▶ _What the task asks_
Count how many lines of the material hold "Read". Respond with that number alone.

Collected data
-- Begin --
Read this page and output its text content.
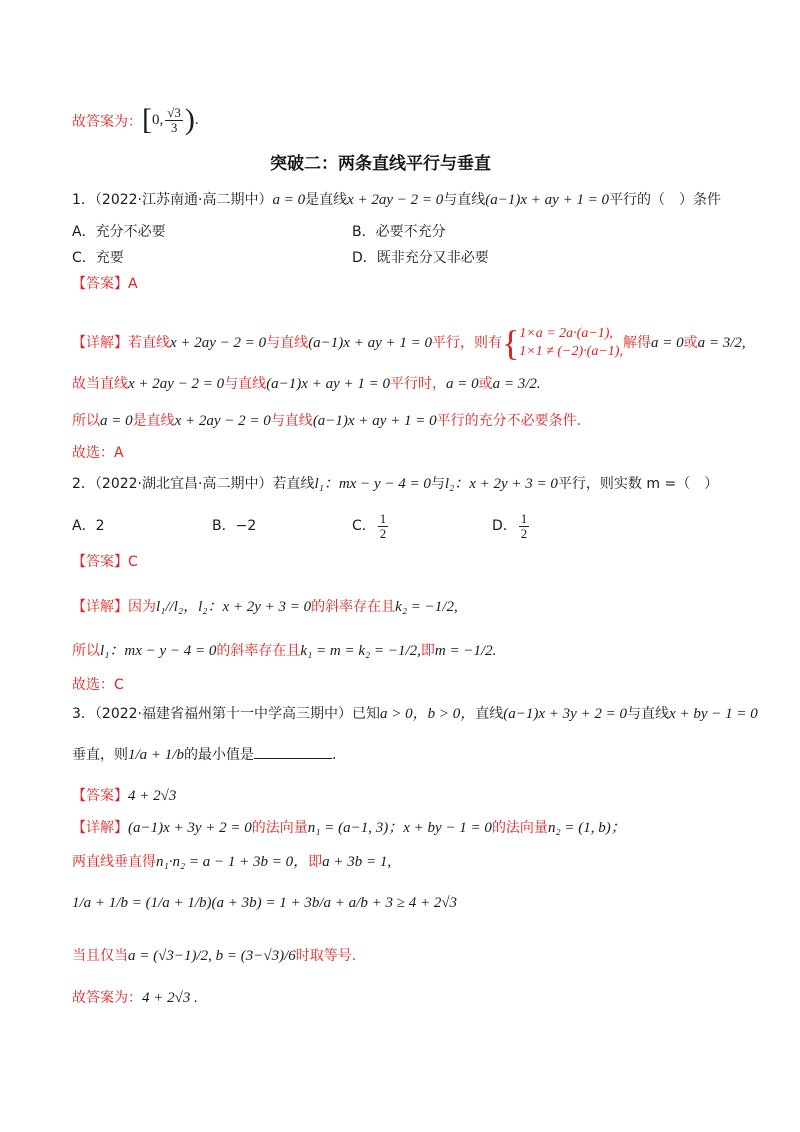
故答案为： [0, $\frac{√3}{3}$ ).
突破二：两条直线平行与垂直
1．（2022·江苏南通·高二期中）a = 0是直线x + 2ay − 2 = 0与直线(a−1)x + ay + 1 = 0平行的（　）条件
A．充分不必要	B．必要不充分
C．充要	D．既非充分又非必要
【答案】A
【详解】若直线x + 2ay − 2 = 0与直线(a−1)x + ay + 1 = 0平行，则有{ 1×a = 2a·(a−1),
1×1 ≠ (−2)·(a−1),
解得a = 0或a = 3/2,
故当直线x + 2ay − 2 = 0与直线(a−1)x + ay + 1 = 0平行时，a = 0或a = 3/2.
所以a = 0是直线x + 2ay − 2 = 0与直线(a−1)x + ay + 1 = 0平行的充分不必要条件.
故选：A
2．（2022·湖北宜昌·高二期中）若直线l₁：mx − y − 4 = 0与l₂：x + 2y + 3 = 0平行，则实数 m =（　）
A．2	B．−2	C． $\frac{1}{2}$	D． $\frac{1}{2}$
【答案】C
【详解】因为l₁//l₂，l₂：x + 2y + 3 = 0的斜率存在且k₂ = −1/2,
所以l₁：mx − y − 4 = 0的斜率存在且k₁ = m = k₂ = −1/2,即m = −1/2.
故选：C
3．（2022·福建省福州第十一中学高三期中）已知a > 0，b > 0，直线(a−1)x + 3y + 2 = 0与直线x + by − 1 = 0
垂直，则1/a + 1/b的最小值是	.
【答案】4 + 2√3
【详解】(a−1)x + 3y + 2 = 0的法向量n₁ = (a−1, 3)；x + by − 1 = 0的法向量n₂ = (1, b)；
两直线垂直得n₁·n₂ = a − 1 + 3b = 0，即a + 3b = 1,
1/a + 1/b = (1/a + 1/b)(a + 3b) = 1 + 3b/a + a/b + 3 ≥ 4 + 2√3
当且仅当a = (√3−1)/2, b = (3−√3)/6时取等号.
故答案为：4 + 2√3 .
-- End --
-- Begin --
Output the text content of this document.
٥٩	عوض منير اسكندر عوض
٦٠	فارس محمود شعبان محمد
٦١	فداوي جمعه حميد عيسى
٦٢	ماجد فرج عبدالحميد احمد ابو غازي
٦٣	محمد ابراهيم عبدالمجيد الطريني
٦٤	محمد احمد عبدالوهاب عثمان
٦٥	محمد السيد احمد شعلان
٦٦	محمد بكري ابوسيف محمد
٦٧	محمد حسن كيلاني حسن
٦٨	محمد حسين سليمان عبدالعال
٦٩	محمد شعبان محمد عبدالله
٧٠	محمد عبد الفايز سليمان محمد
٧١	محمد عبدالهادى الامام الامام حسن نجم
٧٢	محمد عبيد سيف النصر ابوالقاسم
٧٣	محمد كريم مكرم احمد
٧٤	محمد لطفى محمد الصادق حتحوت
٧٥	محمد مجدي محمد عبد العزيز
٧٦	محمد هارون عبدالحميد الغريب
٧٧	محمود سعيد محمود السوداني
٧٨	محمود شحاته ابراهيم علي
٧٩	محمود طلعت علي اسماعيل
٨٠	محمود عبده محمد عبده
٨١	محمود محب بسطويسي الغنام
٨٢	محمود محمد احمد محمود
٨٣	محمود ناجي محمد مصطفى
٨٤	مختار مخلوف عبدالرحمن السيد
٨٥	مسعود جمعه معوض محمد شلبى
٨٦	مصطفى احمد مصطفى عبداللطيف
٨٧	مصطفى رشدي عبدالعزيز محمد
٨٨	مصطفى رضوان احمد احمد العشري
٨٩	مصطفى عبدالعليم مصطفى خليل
-- End --
-- Begin --
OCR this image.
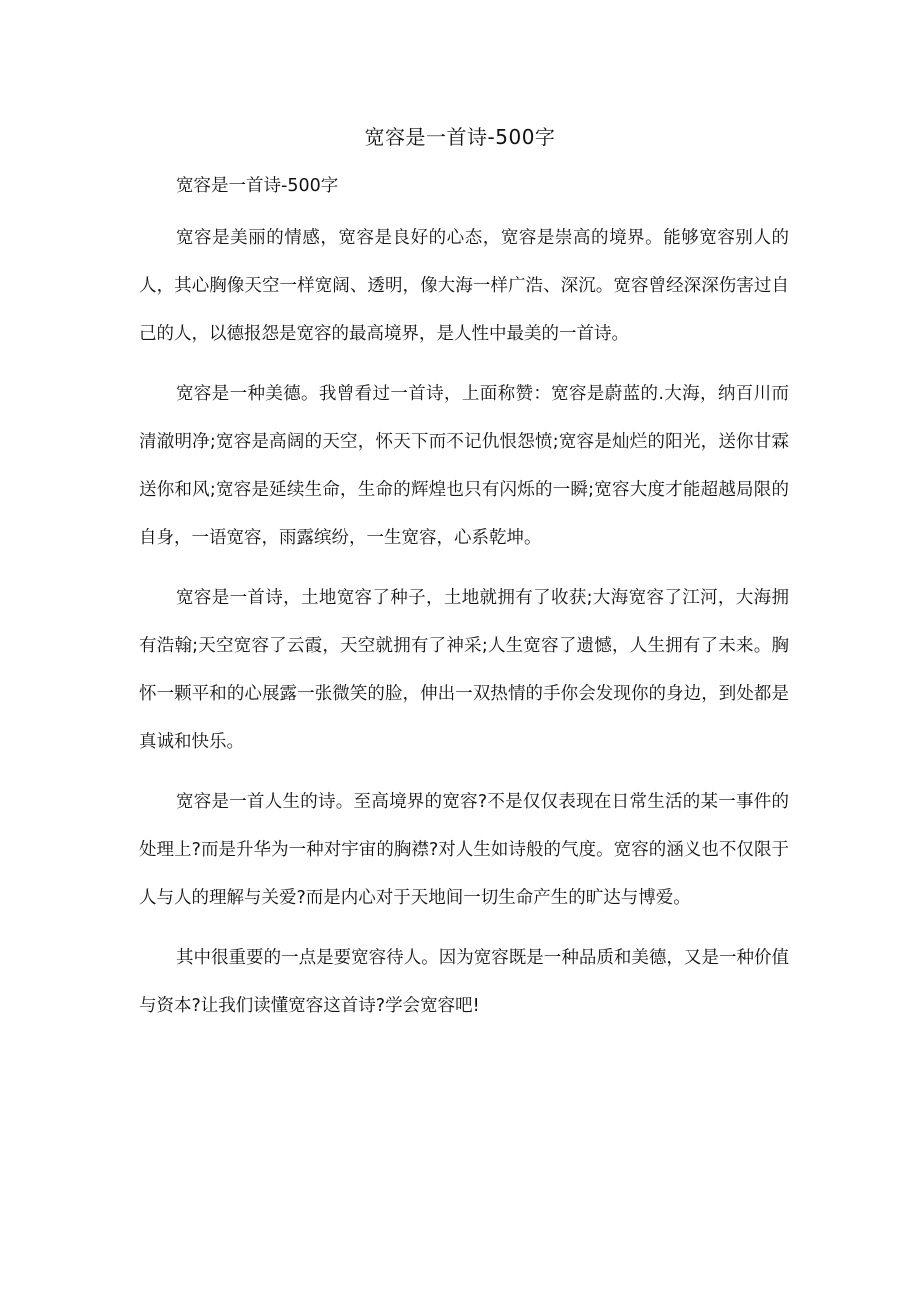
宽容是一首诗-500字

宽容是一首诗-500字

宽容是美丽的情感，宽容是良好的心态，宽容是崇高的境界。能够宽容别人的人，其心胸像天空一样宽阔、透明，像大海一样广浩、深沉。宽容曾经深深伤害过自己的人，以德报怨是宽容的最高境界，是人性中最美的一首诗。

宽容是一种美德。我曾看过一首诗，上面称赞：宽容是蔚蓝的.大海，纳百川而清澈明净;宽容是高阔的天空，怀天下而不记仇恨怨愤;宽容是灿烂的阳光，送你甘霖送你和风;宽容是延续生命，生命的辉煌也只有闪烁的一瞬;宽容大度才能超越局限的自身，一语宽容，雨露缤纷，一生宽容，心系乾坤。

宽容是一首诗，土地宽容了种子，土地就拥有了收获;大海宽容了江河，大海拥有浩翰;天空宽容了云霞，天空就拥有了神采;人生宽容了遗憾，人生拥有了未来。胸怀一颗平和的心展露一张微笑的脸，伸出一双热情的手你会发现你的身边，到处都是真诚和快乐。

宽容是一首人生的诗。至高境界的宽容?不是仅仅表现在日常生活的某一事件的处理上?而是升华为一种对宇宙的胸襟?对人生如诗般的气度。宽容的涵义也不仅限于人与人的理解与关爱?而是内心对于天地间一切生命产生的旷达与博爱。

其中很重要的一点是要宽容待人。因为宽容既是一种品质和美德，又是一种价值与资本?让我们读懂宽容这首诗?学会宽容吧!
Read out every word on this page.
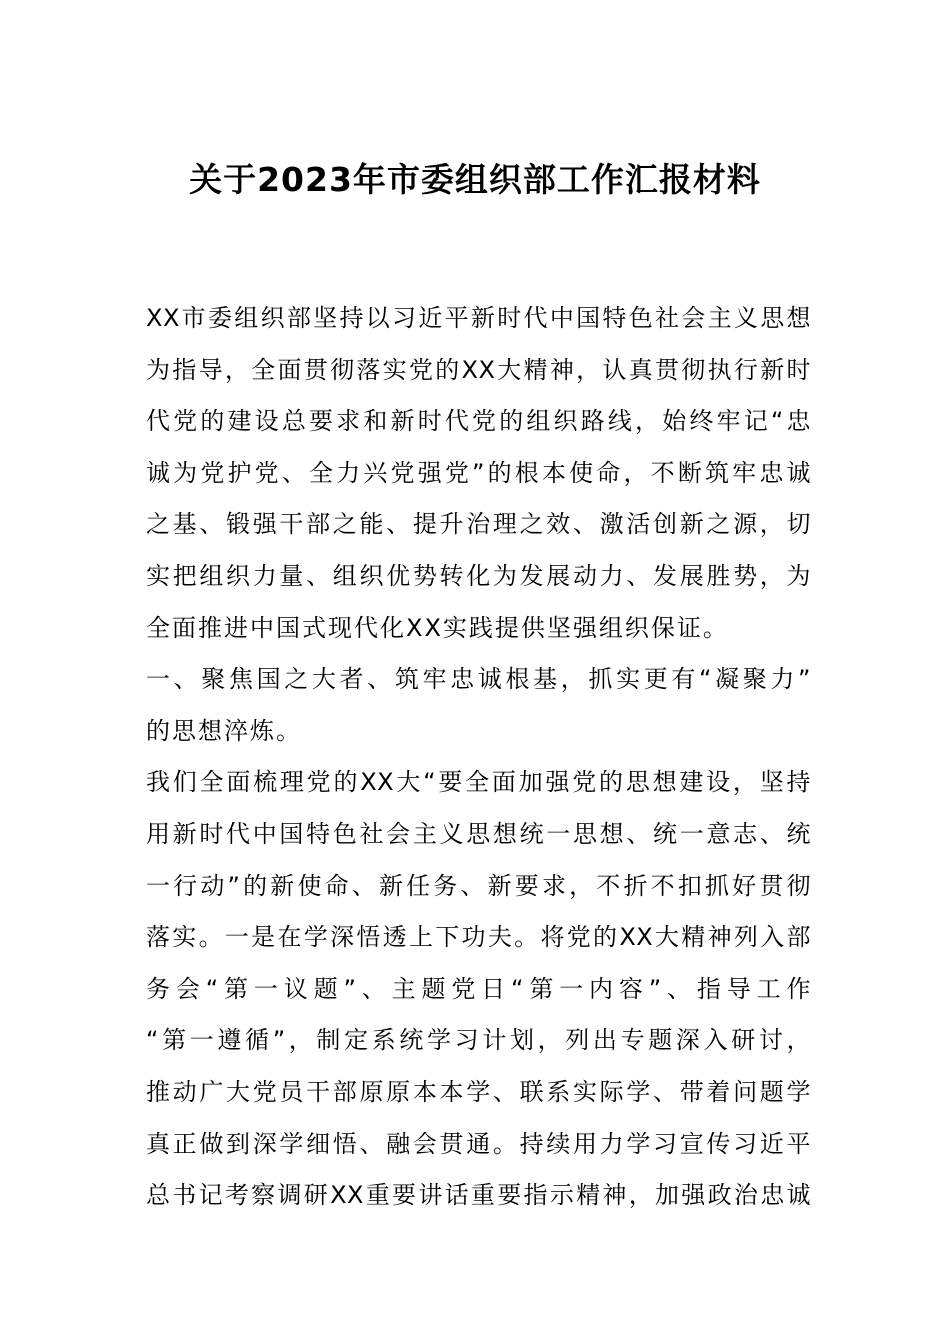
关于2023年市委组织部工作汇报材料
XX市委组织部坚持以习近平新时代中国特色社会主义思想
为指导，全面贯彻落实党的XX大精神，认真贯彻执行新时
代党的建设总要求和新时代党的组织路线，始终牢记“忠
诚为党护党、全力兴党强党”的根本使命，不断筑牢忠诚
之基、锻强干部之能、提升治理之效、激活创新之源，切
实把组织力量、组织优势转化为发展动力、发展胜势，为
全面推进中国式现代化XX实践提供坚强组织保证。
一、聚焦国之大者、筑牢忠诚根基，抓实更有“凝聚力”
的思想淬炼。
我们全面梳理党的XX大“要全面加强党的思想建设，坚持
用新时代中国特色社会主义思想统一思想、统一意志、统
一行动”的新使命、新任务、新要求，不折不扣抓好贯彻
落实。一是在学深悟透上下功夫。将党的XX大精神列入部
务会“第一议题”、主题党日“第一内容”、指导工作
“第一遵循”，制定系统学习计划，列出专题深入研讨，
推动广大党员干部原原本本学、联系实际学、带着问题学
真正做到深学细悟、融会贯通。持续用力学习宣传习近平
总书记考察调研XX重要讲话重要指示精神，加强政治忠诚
-- End --
▶ _Full answer_
2